* [RAW DATA]:

╭──

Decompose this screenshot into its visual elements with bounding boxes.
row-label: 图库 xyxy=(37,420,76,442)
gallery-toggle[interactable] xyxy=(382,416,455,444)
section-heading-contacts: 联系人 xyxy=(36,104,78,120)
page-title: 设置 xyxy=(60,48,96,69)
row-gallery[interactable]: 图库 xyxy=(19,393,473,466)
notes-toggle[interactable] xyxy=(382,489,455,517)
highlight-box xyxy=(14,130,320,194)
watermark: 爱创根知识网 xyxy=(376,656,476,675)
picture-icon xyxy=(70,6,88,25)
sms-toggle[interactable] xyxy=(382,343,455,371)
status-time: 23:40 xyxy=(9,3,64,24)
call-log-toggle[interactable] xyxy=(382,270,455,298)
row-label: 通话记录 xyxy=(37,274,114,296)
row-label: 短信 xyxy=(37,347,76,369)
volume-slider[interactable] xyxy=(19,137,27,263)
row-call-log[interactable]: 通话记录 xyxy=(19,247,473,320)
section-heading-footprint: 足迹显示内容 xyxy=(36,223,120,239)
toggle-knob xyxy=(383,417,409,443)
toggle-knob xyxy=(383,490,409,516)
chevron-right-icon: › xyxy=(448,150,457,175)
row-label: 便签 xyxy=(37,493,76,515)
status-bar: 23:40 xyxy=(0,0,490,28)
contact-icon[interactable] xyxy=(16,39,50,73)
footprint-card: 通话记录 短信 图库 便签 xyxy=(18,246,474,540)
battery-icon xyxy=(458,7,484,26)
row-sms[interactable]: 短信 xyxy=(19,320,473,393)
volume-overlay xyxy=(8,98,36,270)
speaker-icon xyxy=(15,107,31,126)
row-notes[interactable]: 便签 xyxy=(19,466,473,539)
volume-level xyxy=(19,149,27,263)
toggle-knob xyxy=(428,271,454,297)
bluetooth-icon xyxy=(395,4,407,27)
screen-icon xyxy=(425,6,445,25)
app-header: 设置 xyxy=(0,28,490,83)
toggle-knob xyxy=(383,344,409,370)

╰──

* [SHORT EXERCISE]: Reproduce all of the rows above, swapping every occurrence of "row-label" for "row-text" and leaving everything else unchanged.

* [EXPECTED OUTPUT]:
Decompose this screenshot into its visual elements with bounding boxes.
row-text: 图库 xyxy=(37,420,76,442)
gallery-toggle[interactable] xyxy=(382,416,455,444)
section-heading-contacts: 联系人 xyxy=(36,104,78,120)
page-title: 设置 xyxy=(60,48,96,69)
row-gallery[interactable]: 图库 xyxy=(19,393,473,466)
notes-toggle[interactable] xyxy=(382,489,455,517)
highlight-box xyxy=(14,130,320,194)
watermark: 爱创根知识网 xyxy=(376,656,476,675)
picture-icon xyxy=(70,6,88,25)
sms-toggle[interactable] xyxy=(382,343,455,371)
status-time: 23:40 xyxy=(9,3,64,24)
call-log-toggle[interactable] xyxy=(382,270,455,298)
row-text: 通话记录 xyxy=(37,274,114,296)
row-text: 短信 xyxy=(37,347,76,369)
volume-slider[interactable] xyxy=(19,137,27,263)
row-call-log[interactable]: 通话记录 xyxy=(19,247,473,320)
section-heading-footprint: 足迹显示内容 xyxy=(36,223,120,239)
toggle-knob xyxy=(383,417,409,443)
toggle-knob xyxy=(383,490,409,516)
chevron-right-icon: › xyxy=(448,150,457,175)
row-text: 便签 xyxy=(37,493,76,515)
status-bar: 23:40 xyxy=(0,0,490,28)
contact-icon[interactable] xyxy=(16,39,50,73)
footprint-card: 通话记录 短信 图库 便签 xyxy=(18,246,474,540)
battery-icon xyxy=(458,7,484,26)
row-sms[interactable]: 短信 xyxy=(19,320,473,393)
volume-overlay xyxy=(8,98,36,270)
speaker-icon xyxy=(15,107,31,126)
row-notes[interactable]: 便签 xyxy=(19,466,473,539)
volume-level xyxy=(19,149,27,263)
toggle-knob xyxy=(428,271,454,297)
bluetooth-icon xyxy=(395,4,407,27)
screen-icon xyxy=(425,6,445,25)
app-header: 设置 xyxy=(0,28,490,83)
toggle-knob xyxy=(383,344,409,370)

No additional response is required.